▶ Exercise prompt:
Take the entries below and print all of them exactly, please.

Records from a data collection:
○ ○ ○ ○ ○

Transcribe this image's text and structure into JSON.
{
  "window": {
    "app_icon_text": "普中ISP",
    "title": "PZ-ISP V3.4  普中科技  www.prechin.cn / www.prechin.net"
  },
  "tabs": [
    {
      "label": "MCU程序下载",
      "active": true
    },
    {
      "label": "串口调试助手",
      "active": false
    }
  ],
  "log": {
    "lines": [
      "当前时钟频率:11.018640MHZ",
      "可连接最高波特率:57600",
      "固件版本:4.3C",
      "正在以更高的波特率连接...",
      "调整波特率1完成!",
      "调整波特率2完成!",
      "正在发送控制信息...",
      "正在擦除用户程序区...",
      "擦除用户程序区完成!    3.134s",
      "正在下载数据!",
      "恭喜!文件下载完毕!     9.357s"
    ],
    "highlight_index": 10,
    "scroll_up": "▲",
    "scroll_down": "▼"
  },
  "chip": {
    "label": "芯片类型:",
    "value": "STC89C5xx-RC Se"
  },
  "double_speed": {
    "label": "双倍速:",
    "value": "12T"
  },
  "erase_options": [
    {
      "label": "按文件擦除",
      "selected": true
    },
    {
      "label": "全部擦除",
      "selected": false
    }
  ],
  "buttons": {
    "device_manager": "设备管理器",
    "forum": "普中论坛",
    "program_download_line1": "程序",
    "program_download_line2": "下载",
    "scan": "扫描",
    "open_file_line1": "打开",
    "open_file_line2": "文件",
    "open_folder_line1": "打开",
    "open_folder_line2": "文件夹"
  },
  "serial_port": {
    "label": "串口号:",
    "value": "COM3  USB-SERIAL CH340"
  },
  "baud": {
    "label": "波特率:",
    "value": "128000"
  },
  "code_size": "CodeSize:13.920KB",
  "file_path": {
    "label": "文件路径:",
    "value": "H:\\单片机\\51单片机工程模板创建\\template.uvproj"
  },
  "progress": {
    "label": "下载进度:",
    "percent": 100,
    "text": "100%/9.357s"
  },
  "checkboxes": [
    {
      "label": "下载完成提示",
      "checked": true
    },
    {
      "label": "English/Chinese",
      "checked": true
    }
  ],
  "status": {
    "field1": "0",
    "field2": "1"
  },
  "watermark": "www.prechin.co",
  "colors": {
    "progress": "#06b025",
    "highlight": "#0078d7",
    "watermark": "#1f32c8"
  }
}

○ ○ ○ ○ ○

▶ Task result:
Transcribe this image's text and structure into JSON.
{
  "window": {
    "app_icon_text": "普中ISP",
    "title": "PZ-ISP V3.4  普中科技  www.prechin.cn / www.prechin.net"
  },
  "tabs": [
    {
      "label": "MCU程序下载",
      "active": true
    },
    {
      "label": "串口调试助手",
      "active": false
    }
  ],
  "log": {
    "lines": [
      "当前时钟频率:11.018640MHZ",
      "可连接最高波特率:57600",
      "固件版本:4.3C",
      "正在以更高的波特率连接...",
      "调整波特率1完成!",
      "调整波特率2完成!",
      "正在发送控制信息...",
      "正在擦除用户程序区...",
      "擦除用户程序区完成!    3.134s",
      "正在下载数据!",
      "恭喜!文件下载完毕!     9.357s"
    ],
    "highlight_index": 10,
    "scroll_up": "▲",
    "scroll_down": "▼"
  },
  "chip": {
    "label": "芯片类型:",
    "value": "STC89C5xx-RC Se"
  },
  "double_speed": {
    "label": "双倍速:",
    "value": "12T"
  },
  "erase_options": [
    {
      "label": "按文件擦除",
      "selected": true
    },
    {
      "label": "全部擦除",
      "selected": false
    }
  ],
  "buttons": {
    "device_manager": "设备管理器",
    "forum": "普中论坛",
    "program_download_line1": "程序",
    "program_download_line2": "下载",
    "scan": "扫描",
    "open_file_line1": "打开",
    "open_file_line2": "文件",
    "open_folder_line1": "打开",
    "open_folder_line2": "文件夹"
  },
  "serial_port": {
    "label": "串口号:",
    "value": "COM3  USB-SERIAL CH340"
  },
  "baud": {
    "label": "波特率:",
    "value": "128000"
  },
  "code_size": "CodeSize:13.920KB",
  "file_path": {
    "label": "文件路径:",
    "value": "H:\\单片机\\51单片机工程模板创建\\template.uvproj"
  },
  "progress": {
    "label": "下载进度:",
    "percent": 100,
    "text": "100%/9.357s"
  },
  "checkboxes": [
    {
      "label": "下载完成提示",
      "checked": true
    },
    {
      "label": "English/Chinese",
      "checked": true
    }
  ],
  "status": {
    "field1": "0",
    "field2": "1"
  },
  "watermark": "www.prechin.co",
  "colors": {
    "progress": "#06b025",
    "highlight": "#0078d7",
    "watermark": "#1f32c8"
  }
}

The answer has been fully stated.